--- begin Data section ---

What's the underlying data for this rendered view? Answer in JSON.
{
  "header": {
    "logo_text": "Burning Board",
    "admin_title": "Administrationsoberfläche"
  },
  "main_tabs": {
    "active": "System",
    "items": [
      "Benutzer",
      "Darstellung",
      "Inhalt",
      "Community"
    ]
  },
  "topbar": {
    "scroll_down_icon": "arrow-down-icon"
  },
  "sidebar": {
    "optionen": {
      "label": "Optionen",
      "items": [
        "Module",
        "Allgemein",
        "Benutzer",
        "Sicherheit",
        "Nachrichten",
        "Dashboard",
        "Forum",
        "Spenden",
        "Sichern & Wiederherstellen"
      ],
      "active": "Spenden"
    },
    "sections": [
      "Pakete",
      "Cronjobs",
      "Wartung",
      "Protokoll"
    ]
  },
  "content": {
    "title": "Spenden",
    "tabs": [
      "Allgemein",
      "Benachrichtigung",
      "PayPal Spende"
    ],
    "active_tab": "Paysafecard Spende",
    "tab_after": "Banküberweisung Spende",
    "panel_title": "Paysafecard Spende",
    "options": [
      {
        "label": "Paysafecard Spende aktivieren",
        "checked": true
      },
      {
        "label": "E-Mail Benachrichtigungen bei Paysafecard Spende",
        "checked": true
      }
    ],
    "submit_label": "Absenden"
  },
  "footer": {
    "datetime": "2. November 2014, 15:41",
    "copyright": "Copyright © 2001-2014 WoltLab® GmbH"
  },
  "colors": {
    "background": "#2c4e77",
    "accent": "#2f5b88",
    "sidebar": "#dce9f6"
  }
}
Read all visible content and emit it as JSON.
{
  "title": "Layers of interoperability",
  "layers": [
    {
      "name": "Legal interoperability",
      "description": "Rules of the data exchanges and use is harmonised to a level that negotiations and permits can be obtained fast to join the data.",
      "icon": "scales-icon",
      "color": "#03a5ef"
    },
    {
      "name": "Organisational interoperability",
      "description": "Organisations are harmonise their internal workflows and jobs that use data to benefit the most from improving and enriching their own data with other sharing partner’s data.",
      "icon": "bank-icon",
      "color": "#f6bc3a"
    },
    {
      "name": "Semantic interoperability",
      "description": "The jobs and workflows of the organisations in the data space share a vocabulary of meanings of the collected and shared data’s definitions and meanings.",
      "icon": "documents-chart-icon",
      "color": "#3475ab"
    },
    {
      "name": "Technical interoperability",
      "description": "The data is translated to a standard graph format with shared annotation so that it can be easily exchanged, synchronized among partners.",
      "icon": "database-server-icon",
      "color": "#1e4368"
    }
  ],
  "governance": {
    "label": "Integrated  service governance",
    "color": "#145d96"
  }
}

--- end Data section ---

Your goal:
Note every line above where the string "JSON" shows up, and copy those lines.

Result for this task:
What's the underlying data for this rendered view? Answer in JSON.
Read all visible content and emit it as JSON.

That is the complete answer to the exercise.